### Task directions:
Repeat each line of the material below exactly as it appears, minus any pictures.

Stored data entries
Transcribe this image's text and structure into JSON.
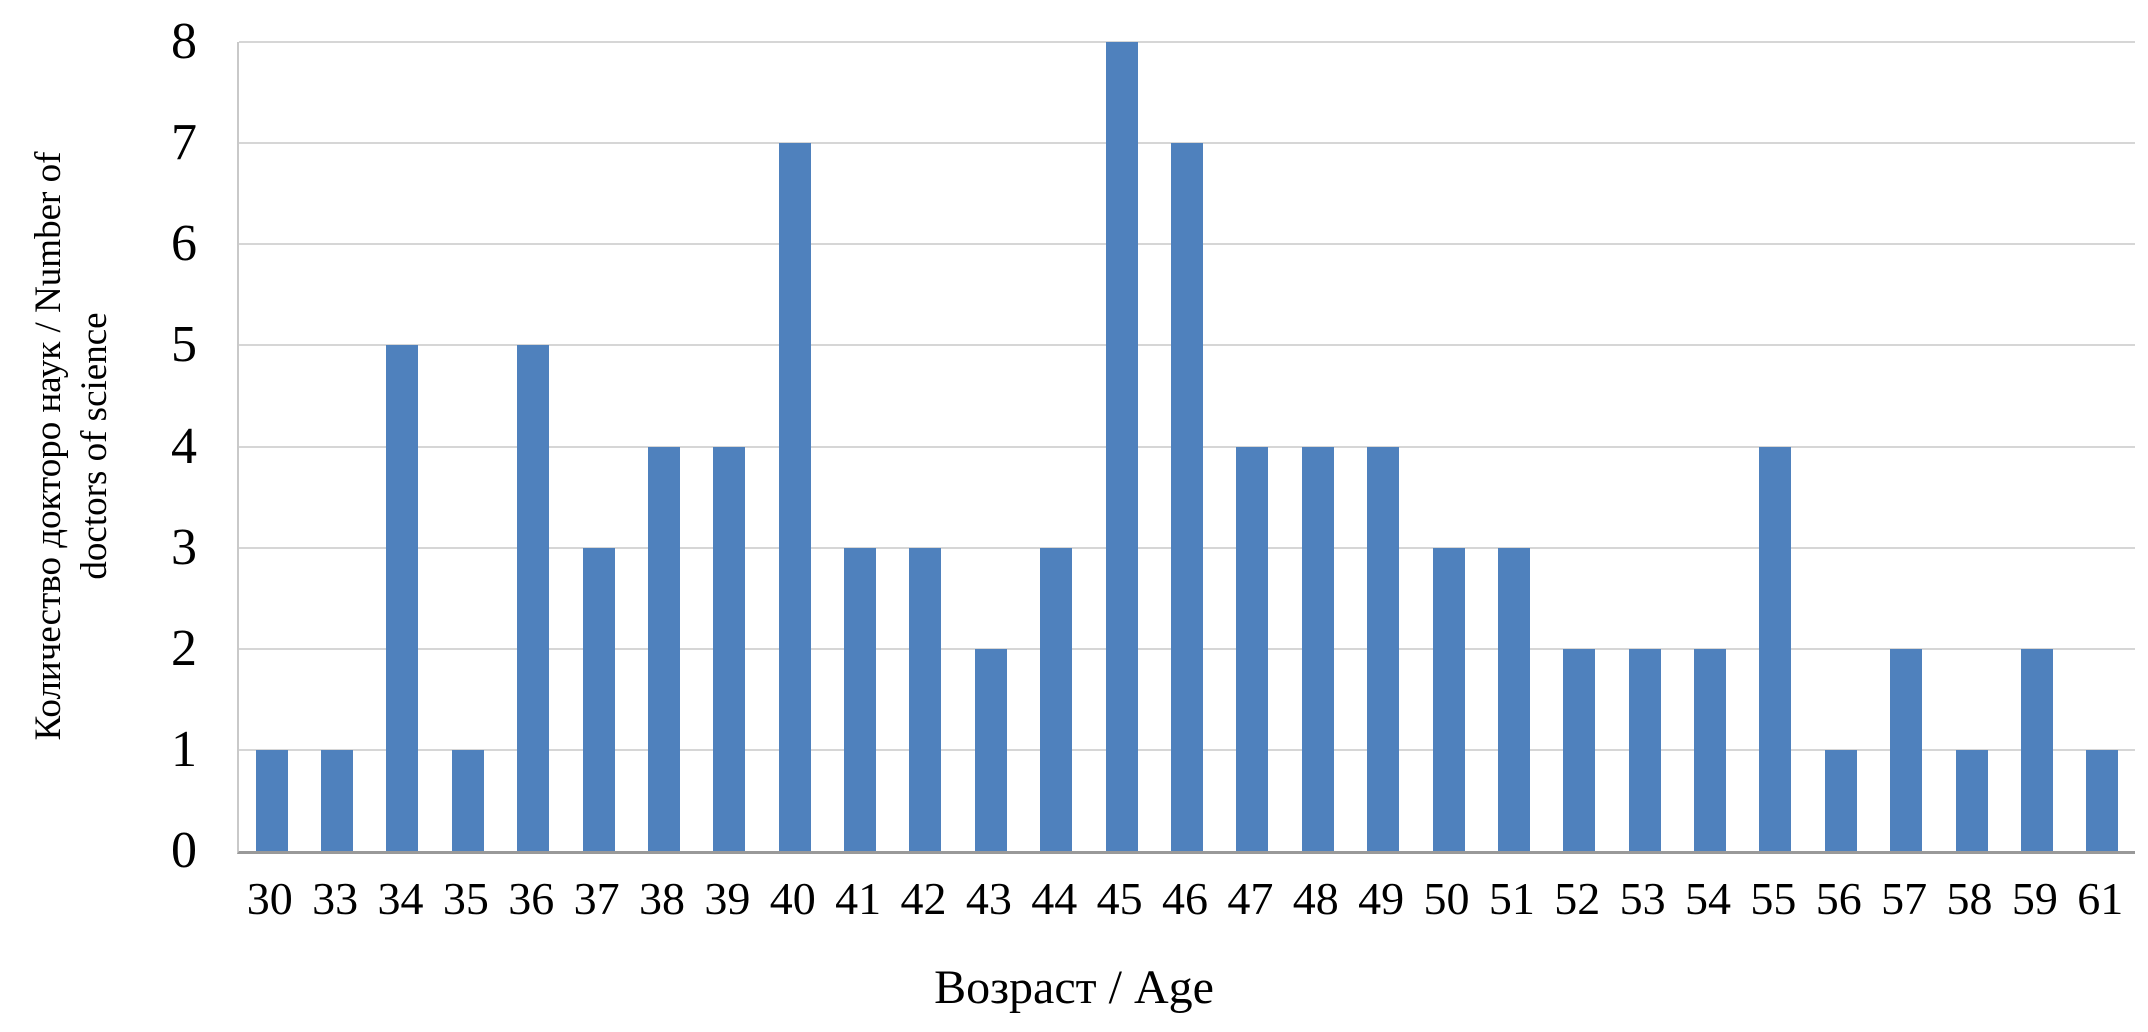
{
  "chart_data": {
    "type": "bar",
    "title": "",
    "categories": [
      "30",
      "33",
      "34",
      "35",
      "36",
      "37",
      "38",
      "39",
      "40",
      "41",
      "42",
      "43",
      "44",
      "45",
      "46",
      "47",
      "48",
      "49",
      "50",
      "51",
      "52",
      "53",
      "54",
      "55",
      "56",
      "57",
      "58",
      "59",
      "61"
    ],
    "values": [
      1,
      1,
      5,
      1,
      5,
      3,
      4,
      4,
      7,
      3,
      3,
      2,
      3,
      8,
      7,
      4,
      4,
      4,
      3,
      3,
      2,
      2,
      2,
      4,
      1,
      2,
      1,
      2,
      1
    ],
    "xlabel": "Возраст / Age",
    "ylabel": "Количество докторо наук / Number of doctors of science",
    "ylabel_lines": [
      "Количество докторо наук / Number of",
      "doctors of science"
    ],
    "yticks": [
      "0",
      "1",
      "2",
      "3",
      "4",
      "5",
      "6",
      "7",
      "8"
    ],
    "ylim": [
      0,
      8
    ],
    "grid": "horizontal-only",
    "legend": "none",
    "bar_color": "#4F81BD",
    "gridline_color": "#D6D6D6",
    "baseline_color": "#999999",
    "left_axis_color": "#C9C9C9"
  }
}
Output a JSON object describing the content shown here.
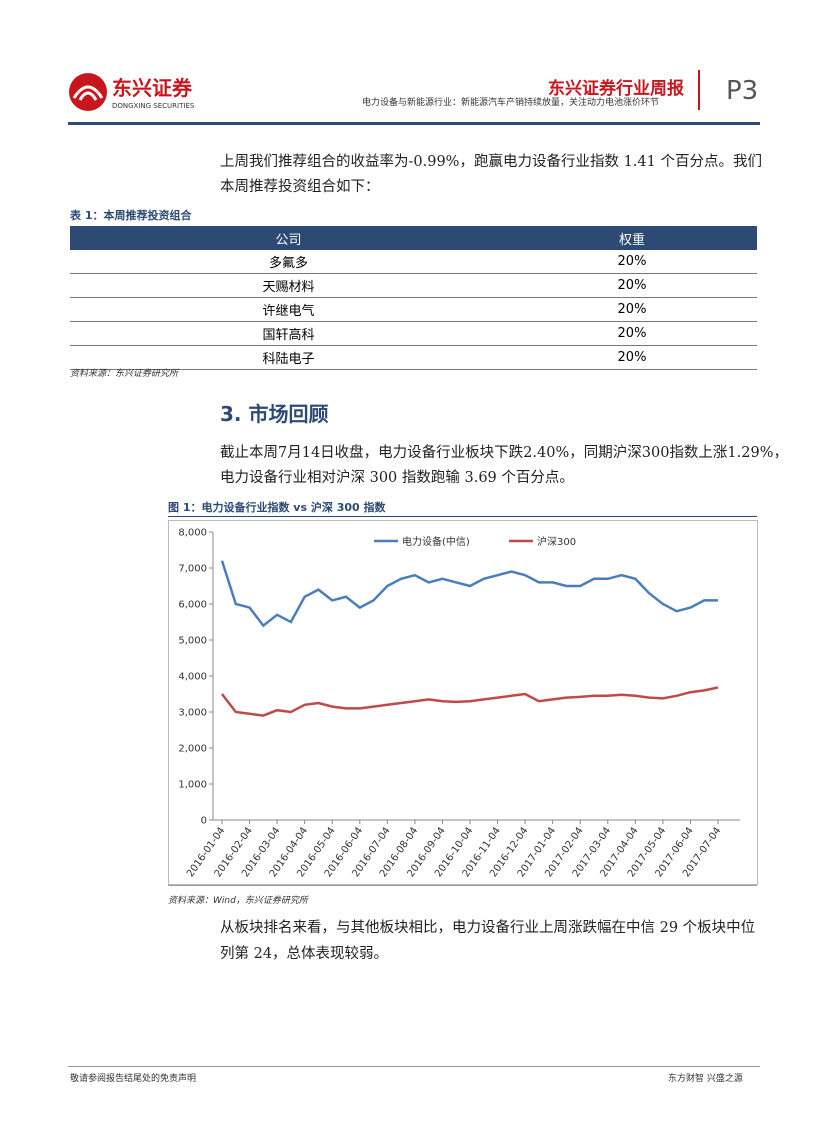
{
  "header": {
    "logo_cn": "东兴证券",
    "logo_en": "DONGXING SECURITIES",
    "title": "东兴证券行业周报",
    "subtitle": "电力设备与新能源行业：新能源汽车产销持续放量，关注动力电池涨价环节",
    "page": "P3"
  },
  "intro": [
    "上周我们推荐组合的收益率为-0.99%，跑赢电力设备行业指数 1.41 个百分点。我们",
    "本周推荐投资组合如下："
  ],
  "table": {
    "caption": "表 1：本周推荐投资组合",
    "header": [
      "公司",
      "权重"
    ],
    "rows": [
      [
        "多氟多",
        "20%"
      ],
      [
        "天赐材料",
        "20%"
      ],
      [
        "许继电气",
        "20%"
      ],
      [
        "国轩高科",
        "20%"
      ],
      [
        "科陆电子",
        "20%"
      ]
    ],
    "source": "资料来源：东兴证券研究所"
  },
  "section_title": "3. 市场回顾",
  "section_text": [
    "截止本周7月14日收盘，电力设备行业板块下跌2.40%，同期沪深300指数上涨1.29%，",
    "电力设备行业相对沪深 300 指数跑输 3.69 个百分点。"
  ],
  "figure_caption": "图 1：电力设备行业指数 vs 沪深 300 指数",
  "chart_data": {
    "type": "line",
    "categories": [
      "2016-01-04",
      null,
      "2016-02-04",
      null,
      "2016-03-04",
      null,
      "2016-04-04",
      null,
      "2016-05-04",
      null,
      "2016-06-04",
      null,
      "2016-07-04",
      null,
      "2016-08-04",
      null,
      "2016-09-04",
      null,
      "2016-10-04",
      null,
      "2016-11-04",
      null,
      "2016-12-04",
      null,
      "2017-01-04",
      null,
      "2017-02-04",
      null,
      "2017-03-04",
      null,
      "2017-04-04",
      null,
      "2017-05-04",
      null,
      "2017-06-04",
      null,
      "2017-07-04"
    ],
    "series": [
      {
        "name": "电力设备(中信)",
        "color": "#4a7ebb",
        "values": [
          7200,
          6000,
          5900,
          5400,
          5700,
          5500,
          6200,
          6400,
          6100,
          6200,
          5900,
          6100,
          6500,
          6700,
          6800,
          6600,
          6700,
          6600,
          6500,
          6700,
          6800,
          6900,
          6800,
          6600,
          6600,
          6500,
          6500,
          6700,
          6700,
          6800,
          6700,
          6300,
          6000,
          5800,
          5900,
          6100,
          6100
        ]
      },
      {
        "name": "沪深300",
        "color": "#be4b48",
        "values": [
          3500,
          3000,
          2950,
          2900,
          3050,
          3000,
          3200,
          3250,
          3150,
          3100,
          3100,
          3150,
          3200,
          3250,
          3300,
          3350,
          3300,
          3280,
          3300,
          3350,
          3400,
          3450,
          3500,
          3300,
          3350,
          3400,
          3420,
          3450,
          3450,
          3480,
          3450,
          3400,
          3380,
          3450,
          3550,
          3600,
          3680
        ]
      }
    ],
    "ylim": [
      0,
      8000
    ],
    "yticks": [
      0,
      {
        "value": 1000,
        "label": "1,000"
      },
      {
        "value": 2000,
        "label": "2,000"
      },
      {
        "value": 3000,
        "label": "3,000"
      },
      {
        "value": 4000,
        "label": "4,000"
      },
      {
        "value": 5000,
        "label": "5,000"
      },
      {
        "value": 6000,
        "label": "6,000"
      },
      {
        "value": 7000,
        "label": "7,000"
      },
      {
        "value": 8000,
        "label": "8,000"
      }
    ],
    "legend": "top"
  },
  "chart_source": "资料来源：Wind，东兴证券研究所",
  "closing": [
    "从板块排名来看，与其他板块相比，电力设备行业上周涨跌幅在中信 29 个板块中位",
    "列第 24，总体表现较弱。"
  ],
  "footer": {
    "left": "敬请参阅报告结尾处的免责声明",
    "right": "东方财智 兴盛之源"
  }
}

### Task response:
Transcribe this image's text and structure into JSON.
{
  "chart_data": {
    "type": "bar",
    "title": "",
    "categories": [
      "30",
      "33",
      "34",
      "35",
      "36",
      "37",
      "38",
      "39",
      "40",
      "41",
      "42",
      "43",
      "44",
      "45",
      "46",
      "47",
      "48",
      "49",
      "50",
      "51",
      "52",
      "53",
      "54",
      "55",
      "56",
      "57",
      "58",
      "59",
      "61"
    ],
    "values": [
      1,
      1,
      5,
      1,
      5,
      3,
      4,
      4,
      7,
      3,
      3,
      2,
      3,
      8,
      7,
      4,
      4,
      4,
      3,
      3,
      2,
      2,
      2,
      4,
      1,
      2,
      1,
      2,
      1
    ],
    "xlabel": "Возраст / Age",
    "ylabel": "Количество докторо наук / Number of doctors of science",
    "ylabel_lines": [
      "Количество докторо наук / Number of",
      "doctors of science"
    ],
    "yticks": [
      "0",
      "1",
      "2",
      "3",
      "4",
      "5",
      "6",
      "7",
      "8"
    ],
    "ylim": [
      0,
      8
    ],
    "grid": "horizontal-only",
    "legend": "none",
    "bar_color": "#4F81BD",
    "gridline_color": "#D6D6D6",
    "baseline_color": "#999999",
    "left_axis_color": "#C9C9C9"
  }
}
Output a JSON object describing the content shown here.
{
  "header": {
    "logo_cn": "东兴证券",
    "logo_en": "DONGXING SECURITIES",
    "title": "东兴证券行业周报",
    "subtitle": "电力设备与新能源行业：新能源汽车产销持续放量，关注动力电池涨价环节",
    "page": "P3"
  },
  "intro": [
    "上周我们推荐组合的收益率为-0.99%，跑赢电力设备行业指数 1.41 个百分点。我们",
    "本周推荐投资组合如下："
  ],
  "table": {
    "caption": "表 1：本周推荐投资组合",
    "header": [
      "公司",
      "权重"
    ],
    "rows": [
      [
        "多氟多",
        "20%"
      ],
      [
        "天赐材料",
        "20%"
      ],
      [
        "许继电气",
        "20%"
      ],
      [
        "国轩高科",
        "20%"
      ],
      [
        "科陆电子",
        "20%"
      ]
    ],
    "source": "资料来源：东兴证券研究所"
  },
  "section_title": "3. 市场回顾",
  "section_text": [
    "截止本周7月14日收盘，电力设备行业板块下跌2.40%，同期沪深300指数上涨1.29%，",
    "电力设备行业相对沪深 300 指数跑输 3.69 个百分点。"
  ],
  "figure_caption": "图 1：电力设备行业指数 vs 沪深 300 指数",
  "chart_data": {
    "type": "line",
    "categories": [
      "2016-01-04",
      null,
      "2016-02-04",
      null,
      "2016-03-04",
      null,
      "2016-04-04",
      null,
      "2016-05-04",
      null,
      "2016-06-04",
      null,
      "2016-07-04",
      null,
      "2016-08-04",
      null,
      "2016-09-04",
      null,
      "2016-10-04",
      null,
      "2016-11-04",
      null,
      "2016-12-04",
      null,
      "2017-01-04",
      null,
      "2017-02-04",
      null,
      "2017-03-04",
      null,
      "2017-04-04",
      null,
      "2017-05-04",
      null,
      "2017-06-04",
      null,
      "2017-07-04"
    ],
    "series": [
      {
        "name": "电力设备(中信)",
        "color": "#4a7ebb",
        "values": [
          7200,
          6000,
          5900,
          5400,
          5700,
          5500,
          6200,
          6400,
          6100,
          6200,
          5900,
          6100,
          6500,
          6700,
          6800,
          6600,
          6700,
          6600,
          6500,
          6700,
          6800,
          6900,
          6800,
          6600,
          6600,
          6500,
          6500,
          6700,
          6700,
          6800,
          6700,
          6300,
          6000,
          5800,
          5900,
          6100,
          6100
        ]
      },
      {
        "name": "沪深300",
        "color": "#be4b48",
        "values": [
          3500,
          3000,
          2950,
          2900,
          3050,
          3000,
          3200,
          3250,
          3150,
          3100,
          3100,
          3150,
          3200,
          3250,
          3300,
          3350,
          3300,
          3280,
          3300,
          3350,
          3400,
          3450,
          3500,
          3300,
          3350,
          3400,
          3420,
          3450,
          3450,
          3480,
          3450,
          3400,
          3380,
          3450,
          3550,
          3600,
          3680
        ]
      }
    ],
    "ylim": [
      0,
      8000
    ],
    "yticks": [
      0,
      {
        "value": 1000,
        "label": "1,000"
      },
      {
        "value": 2000,
        "label": "2,000"
      },
      {
        "value": 3000,
        "label": "3,000"
      },
      {
        "value": 4000,
        "label": "4,000"
      },
      {
        "value": 5000,
        "label": "5,000"
      },
      {
        "value": 6000,
        "label": "6,000"
      },
      {
        "value": 7000,
        "label": "7,000"
      },
      {
        "value": 8000,
        "label": "8,000"
      }
    ],
    "legend": "top"
  },
  "chart_source": "资料来源：Wind，东兴证券研究所",
  "closing": [
    "从板块排名来看，与其他板块相比，电力设备行业上周涨跌幅在中信 29 个板块中位",
    "列第 24，总体表现较弱。"
  ],
  "footer": {
    "left": "敬请参阅报告结尾处的免责声明",
    "right": "东方财智 兴盛之源"
  }
}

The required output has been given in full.